Written request: Show each line that has the string "Authentications" in it.

<<<<

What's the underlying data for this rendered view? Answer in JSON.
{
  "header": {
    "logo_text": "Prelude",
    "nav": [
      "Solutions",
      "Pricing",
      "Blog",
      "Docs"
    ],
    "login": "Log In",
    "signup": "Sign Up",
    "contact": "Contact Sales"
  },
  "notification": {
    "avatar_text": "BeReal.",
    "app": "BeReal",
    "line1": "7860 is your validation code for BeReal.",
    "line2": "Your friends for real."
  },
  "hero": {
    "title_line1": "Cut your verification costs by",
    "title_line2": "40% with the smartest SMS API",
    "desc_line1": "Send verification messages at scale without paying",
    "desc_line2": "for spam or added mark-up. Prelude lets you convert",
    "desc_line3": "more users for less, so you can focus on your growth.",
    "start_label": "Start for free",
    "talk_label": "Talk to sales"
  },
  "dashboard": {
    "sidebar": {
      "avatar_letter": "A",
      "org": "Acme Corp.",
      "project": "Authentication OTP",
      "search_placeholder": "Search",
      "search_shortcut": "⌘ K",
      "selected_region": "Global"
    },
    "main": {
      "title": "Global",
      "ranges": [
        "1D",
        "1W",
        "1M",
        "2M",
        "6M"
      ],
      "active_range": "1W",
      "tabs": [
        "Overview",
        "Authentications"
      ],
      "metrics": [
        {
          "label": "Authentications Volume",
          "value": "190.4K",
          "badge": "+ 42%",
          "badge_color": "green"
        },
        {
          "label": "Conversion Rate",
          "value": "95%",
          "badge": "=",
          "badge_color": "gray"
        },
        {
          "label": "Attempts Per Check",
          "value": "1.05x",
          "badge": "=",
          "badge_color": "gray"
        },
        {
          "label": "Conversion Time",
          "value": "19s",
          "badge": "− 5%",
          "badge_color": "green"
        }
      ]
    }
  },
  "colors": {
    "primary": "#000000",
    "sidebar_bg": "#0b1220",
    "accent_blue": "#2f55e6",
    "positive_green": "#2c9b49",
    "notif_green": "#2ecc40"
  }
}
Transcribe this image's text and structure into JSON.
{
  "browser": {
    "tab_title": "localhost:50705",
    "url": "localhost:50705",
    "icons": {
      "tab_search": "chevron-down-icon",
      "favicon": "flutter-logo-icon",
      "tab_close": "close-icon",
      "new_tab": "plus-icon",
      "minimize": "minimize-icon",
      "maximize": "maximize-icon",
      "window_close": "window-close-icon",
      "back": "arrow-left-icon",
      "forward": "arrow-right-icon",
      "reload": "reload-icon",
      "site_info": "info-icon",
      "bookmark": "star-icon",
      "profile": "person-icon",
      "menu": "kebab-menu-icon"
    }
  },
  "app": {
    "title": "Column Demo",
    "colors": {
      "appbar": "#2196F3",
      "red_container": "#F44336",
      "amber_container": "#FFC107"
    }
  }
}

>>>>

Full output:
        "Authentications"
          "label": "Authentications Volume",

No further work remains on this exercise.